(Figure record listings)
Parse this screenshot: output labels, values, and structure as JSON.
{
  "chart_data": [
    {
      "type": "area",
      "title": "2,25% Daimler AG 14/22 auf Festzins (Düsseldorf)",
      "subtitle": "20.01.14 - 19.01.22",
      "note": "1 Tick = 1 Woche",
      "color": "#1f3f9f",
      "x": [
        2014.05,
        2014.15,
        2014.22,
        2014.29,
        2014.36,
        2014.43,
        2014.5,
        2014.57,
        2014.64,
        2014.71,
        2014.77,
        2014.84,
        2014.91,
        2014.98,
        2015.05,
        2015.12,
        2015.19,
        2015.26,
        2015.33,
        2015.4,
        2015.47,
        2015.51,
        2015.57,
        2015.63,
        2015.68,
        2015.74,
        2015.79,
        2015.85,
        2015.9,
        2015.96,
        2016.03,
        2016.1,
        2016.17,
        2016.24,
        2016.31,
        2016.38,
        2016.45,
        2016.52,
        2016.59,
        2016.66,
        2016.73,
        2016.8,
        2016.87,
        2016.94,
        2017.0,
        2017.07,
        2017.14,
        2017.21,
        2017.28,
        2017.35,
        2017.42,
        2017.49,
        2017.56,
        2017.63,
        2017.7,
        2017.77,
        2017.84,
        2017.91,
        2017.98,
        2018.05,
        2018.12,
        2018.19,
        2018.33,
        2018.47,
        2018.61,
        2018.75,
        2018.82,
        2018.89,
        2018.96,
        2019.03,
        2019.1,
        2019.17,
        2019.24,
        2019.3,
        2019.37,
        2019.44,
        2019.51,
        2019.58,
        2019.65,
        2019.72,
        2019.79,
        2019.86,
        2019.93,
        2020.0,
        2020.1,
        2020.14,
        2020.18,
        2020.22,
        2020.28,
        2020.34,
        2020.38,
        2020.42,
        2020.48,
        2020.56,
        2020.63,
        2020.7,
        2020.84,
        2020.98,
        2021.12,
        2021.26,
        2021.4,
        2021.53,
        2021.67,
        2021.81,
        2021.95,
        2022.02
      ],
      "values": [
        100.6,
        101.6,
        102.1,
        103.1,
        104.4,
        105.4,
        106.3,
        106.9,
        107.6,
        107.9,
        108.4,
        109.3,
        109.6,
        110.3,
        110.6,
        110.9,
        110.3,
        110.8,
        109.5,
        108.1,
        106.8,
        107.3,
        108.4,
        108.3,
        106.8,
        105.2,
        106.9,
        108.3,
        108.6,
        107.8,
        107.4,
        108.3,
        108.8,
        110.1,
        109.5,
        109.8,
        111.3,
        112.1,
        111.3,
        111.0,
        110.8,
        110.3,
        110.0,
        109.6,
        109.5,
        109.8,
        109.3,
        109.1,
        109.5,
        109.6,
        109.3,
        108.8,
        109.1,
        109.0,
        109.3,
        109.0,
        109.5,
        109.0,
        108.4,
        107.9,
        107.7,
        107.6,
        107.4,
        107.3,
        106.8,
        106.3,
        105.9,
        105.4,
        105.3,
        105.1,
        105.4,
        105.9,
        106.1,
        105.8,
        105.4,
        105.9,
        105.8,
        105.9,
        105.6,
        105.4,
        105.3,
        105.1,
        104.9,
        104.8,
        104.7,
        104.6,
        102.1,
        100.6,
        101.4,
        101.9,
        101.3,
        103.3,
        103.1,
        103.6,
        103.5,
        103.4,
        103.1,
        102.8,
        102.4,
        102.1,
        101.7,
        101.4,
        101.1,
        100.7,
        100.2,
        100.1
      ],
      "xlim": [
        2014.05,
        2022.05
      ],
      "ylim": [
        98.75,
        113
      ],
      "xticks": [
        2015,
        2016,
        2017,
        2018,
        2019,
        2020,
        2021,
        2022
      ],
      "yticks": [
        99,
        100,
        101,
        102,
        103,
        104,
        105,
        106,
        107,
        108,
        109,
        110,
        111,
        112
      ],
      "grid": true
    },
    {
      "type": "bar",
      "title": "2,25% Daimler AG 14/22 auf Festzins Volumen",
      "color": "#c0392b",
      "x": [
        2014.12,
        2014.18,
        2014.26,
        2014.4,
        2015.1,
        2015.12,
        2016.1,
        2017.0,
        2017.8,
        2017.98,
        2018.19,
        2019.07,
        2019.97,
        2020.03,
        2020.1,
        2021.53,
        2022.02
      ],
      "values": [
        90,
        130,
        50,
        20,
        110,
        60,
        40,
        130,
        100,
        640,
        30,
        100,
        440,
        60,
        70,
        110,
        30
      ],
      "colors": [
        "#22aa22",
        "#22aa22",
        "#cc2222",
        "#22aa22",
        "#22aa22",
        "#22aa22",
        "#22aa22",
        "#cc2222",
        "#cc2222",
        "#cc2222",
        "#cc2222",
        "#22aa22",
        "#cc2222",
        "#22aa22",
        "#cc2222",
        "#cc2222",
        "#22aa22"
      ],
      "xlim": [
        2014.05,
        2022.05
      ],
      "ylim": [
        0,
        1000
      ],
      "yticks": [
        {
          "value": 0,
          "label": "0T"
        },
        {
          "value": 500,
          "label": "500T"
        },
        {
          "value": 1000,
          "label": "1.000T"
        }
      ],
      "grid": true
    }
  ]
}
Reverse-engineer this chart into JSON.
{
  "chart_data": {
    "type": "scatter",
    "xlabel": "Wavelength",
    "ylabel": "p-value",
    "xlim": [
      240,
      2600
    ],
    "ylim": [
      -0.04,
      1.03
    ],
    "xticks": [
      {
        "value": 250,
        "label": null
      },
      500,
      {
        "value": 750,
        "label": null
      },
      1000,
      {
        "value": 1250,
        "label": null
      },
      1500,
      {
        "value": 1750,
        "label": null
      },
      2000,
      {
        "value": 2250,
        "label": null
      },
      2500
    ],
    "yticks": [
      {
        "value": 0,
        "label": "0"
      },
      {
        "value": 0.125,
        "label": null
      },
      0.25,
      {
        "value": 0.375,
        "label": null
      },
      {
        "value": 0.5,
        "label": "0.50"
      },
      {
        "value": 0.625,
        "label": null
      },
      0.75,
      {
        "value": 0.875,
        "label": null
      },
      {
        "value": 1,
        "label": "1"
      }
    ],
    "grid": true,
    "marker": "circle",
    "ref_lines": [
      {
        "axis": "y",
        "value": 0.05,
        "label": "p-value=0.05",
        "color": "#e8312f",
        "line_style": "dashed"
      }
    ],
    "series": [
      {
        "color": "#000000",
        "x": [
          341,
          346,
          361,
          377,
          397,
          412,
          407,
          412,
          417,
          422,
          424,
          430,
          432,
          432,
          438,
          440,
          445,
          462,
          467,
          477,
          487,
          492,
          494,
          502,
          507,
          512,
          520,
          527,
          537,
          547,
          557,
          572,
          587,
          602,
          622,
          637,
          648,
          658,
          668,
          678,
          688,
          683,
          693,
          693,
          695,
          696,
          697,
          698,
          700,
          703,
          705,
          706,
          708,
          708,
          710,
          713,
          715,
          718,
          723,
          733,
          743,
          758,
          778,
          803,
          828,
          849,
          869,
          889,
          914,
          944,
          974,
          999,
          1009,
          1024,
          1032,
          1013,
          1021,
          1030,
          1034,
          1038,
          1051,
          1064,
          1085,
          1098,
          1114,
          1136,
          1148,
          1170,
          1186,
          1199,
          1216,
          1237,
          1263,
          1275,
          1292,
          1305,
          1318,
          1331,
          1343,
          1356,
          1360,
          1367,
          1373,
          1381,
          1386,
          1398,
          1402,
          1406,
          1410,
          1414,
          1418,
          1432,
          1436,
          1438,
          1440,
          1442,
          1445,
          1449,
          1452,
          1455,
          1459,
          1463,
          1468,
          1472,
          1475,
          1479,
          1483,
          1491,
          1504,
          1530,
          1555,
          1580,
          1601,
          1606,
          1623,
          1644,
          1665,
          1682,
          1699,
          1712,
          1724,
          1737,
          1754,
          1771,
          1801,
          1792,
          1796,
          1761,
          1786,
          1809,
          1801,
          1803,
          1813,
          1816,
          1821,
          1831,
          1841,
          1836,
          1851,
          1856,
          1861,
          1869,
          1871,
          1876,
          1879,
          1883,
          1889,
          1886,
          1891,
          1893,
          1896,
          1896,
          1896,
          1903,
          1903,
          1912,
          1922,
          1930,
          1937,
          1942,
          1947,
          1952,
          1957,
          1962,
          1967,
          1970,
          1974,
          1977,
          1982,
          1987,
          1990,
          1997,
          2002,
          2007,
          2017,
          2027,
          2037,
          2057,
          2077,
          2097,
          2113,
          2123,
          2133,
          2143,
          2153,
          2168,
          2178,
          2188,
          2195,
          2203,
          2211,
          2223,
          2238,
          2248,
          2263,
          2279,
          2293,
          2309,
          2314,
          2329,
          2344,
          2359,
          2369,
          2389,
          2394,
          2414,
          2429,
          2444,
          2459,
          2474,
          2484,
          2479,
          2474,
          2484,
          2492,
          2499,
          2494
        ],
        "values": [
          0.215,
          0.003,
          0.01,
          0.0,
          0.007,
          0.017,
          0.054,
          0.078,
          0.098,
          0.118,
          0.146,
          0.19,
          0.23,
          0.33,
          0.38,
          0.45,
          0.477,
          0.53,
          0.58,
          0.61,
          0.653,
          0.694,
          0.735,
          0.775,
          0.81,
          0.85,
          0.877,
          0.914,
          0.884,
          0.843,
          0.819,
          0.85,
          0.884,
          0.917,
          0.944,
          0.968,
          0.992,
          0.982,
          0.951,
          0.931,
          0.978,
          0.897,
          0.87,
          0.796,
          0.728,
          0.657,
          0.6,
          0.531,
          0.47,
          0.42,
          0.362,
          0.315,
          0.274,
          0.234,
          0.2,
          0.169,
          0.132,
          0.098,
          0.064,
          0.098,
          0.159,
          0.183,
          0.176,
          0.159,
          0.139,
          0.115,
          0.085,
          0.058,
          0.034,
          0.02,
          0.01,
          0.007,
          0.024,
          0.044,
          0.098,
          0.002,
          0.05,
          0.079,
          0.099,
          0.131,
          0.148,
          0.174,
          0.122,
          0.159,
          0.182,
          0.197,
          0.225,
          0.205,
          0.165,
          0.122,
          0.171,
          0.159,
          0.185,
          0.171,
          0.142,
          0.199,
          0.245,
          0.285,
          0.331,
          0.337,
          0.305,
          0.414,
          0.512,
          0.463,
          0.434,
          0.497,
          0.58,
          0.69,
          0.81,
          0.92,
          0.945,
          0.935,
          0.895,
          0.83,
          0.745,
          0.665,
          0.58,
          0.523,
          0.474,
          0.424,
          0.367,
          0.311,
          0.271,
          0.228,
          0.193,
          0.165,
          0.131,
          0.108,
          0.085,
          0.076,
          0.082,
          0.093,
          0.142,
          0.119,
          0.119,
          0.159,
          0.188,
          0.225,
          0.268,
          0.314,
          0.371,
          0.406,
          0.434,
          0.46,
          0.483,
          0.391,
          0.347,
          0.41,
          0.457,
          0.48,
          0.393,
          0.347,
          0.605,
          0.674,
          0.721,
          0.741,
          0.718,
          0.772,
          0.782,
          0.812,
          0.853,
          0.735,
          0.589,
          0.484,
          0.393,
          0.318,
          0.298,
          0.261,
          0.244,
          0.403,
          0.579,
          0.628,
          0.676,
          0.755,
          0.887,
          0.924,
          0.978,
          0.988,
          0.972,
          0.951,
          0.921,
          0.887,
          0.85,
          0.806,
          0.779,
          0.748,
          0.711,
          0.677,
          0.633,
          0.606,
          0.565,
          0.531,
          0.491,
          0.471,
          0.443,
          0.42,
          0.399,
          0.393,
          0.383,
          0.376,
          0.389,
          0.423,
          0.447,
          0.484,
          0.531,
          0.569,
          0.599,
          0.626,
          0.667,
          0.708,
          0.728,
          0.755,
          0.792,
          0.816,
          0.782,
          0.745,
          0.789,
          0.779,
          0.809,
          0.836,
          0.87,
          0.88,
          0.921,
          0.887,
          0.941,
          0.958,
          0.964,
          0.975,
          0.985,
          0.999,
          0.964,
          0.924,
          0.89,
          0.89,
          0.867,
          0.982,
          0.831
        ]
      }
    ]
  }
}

## Task prompt
Gather every line from the listing above in which "values" appears, and copy those lines.

## Answer for the task
Parse this screenshot: output labels, values, and structure as JSON.
      "values": [
      "values": [
        "values": [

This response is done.